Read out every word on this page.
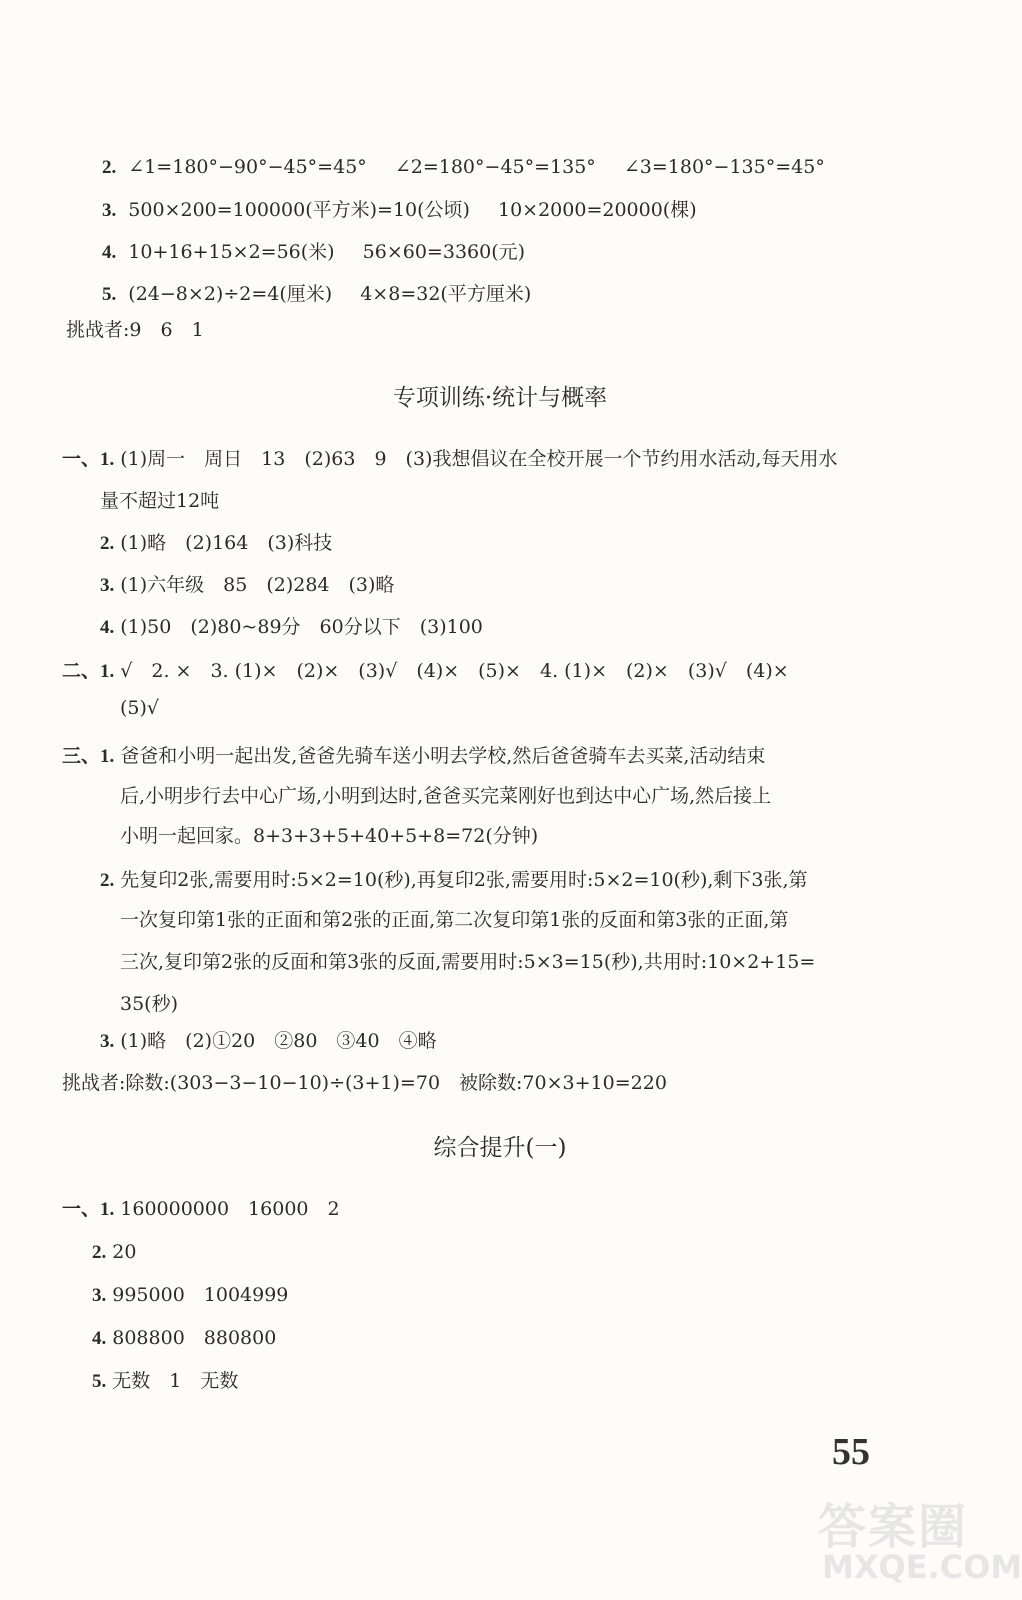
2. ∠1=180°−90°−45°=45° ∠2=180°−45°=135° ∠3=180°−135°=45°
3. 500×200=100000(平方米)=10(公顷) 10×2000=20000(棵)
4. 10+16+15×2=56(米) 56×60=3360(元)
5. (24−8×2)÷2=4(厘米) 4×8=32(平方厘米)
挑战者:9　6　1
专项训练·统计与概率
一、1. (1)周一　周日　13　(2)63　9　(3)我想倡议在全校开展一个节约用水活动,每天用水
量不超过12吨
2. (1)略　(2)164　(3)科技
3. (1)六年级　85　(2)284　(3)略
4. (1)50　(2)80~89分　60分以下　(3)100
二、1. √　2. ×　3. (1)×　(2)×　(3)√　(4)×　(5)×　4. (1)×　(2)×　(3)√　(4)×
(5)√
三、1. 爸爸和小明一起出发,爸爸先骑车送小明去学校,然后爸爸骑车去买菜,活动结束
后,小明步行去中心广场,小明到达时,爸爸买完菜刚好也到达中心广场,然后接上
小明一起回家。8+3+3+5+40+5+8=72(分钟)
2. 先复印2张,需要用时:5×2=10(秒),再复印2张,需要用时:5×2=10(秒),剩下3张,第
一次复印第1张的正面和第2张的正面,第二次复印第1张的反面和第3张的正面,第
三次,复印第2张的反面和第3张的反面,需要用时:5×3=15(秒),共用时:10×2+15=
35(秒)
3. (1)略　(2)①20　②80　③40　④略
挑战者:除数:(303−3−10−10)÷(3+1)=70　被除数:70×3+10=220
综合提升(一)
一、1. 160000000　16000　2
2. 20
3. 995000　1004999
4. 808800　880800
5. 无数　1　无数
55
答案圈
MXQE.COM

:::

**Aim**
Without including the pictures, reproduce all entries exactly.

**Solution to the exercise**
Read out every word on this page.
2. ∠1=180°−90°−45°=45° ∠2=180°−45°=135° ∠3=180°−135°=45°
3. 500×200=100000(平方米)=10(公顷) 10×2000=20000(棵)
4. 10+16+15×2=56(米) 56×60=3360(元)
5. (24−8×2)÷2=4(厘米) 4×8=32(平方厘米)
挑战者:9　6　1
专项训练·统计与概率
一、1. (1)周一　周日　13　(2)63　9　(3)我想倡议在全校开展一个节约用水活动,每天用水
量不超过12吨
2. (1)略　(2)164　(3)科技
3. (1)六年级　85　(2)284　(3)略
4. (1)50　(2)80~89分　60分以下　(3)100
二、1. √　2. ×　3. (1)×　(2)×　(3)√　(4)×　(5)×　4. (1)×　(2)×　(3)√　(4)×
(5)√
三、1. 爸爸和小明一起出发,爸爸先骑车送小明去学校,然后爸爸骑车去买菜,活动结束
后,小明步行去中心广场,小明到达时,爸爸买完菜刚好也到达中心广场,然后接上
小明一起回家。8+3+3+5+40+5+8=72(分钟)
2. 先复印2张,需要用时:5×2=10(秒),再复印2张,需要用时:5×2=10(秒),剩下3张,第
一次复印第1张的正面和第2张的正面,第二次复印第1张的反面和第3张的正面,第
三次,复印第2张的反面和第3张的反面,需要用时:5×3=15(秒),共用时:10×2+15=
35(秒)
3. (1)略　(2)①20　②80　③40　④略
挑战者:除数:(303−3−10−10)÷(3+1)=70　被除数:70×3+10=220
综合提升(一)
一、1. 160000000　16000　2
2. 20
3. 995000　1004999
4. 808800　880800
5. 无数　1　无数
55
答案圈
MXQE.COM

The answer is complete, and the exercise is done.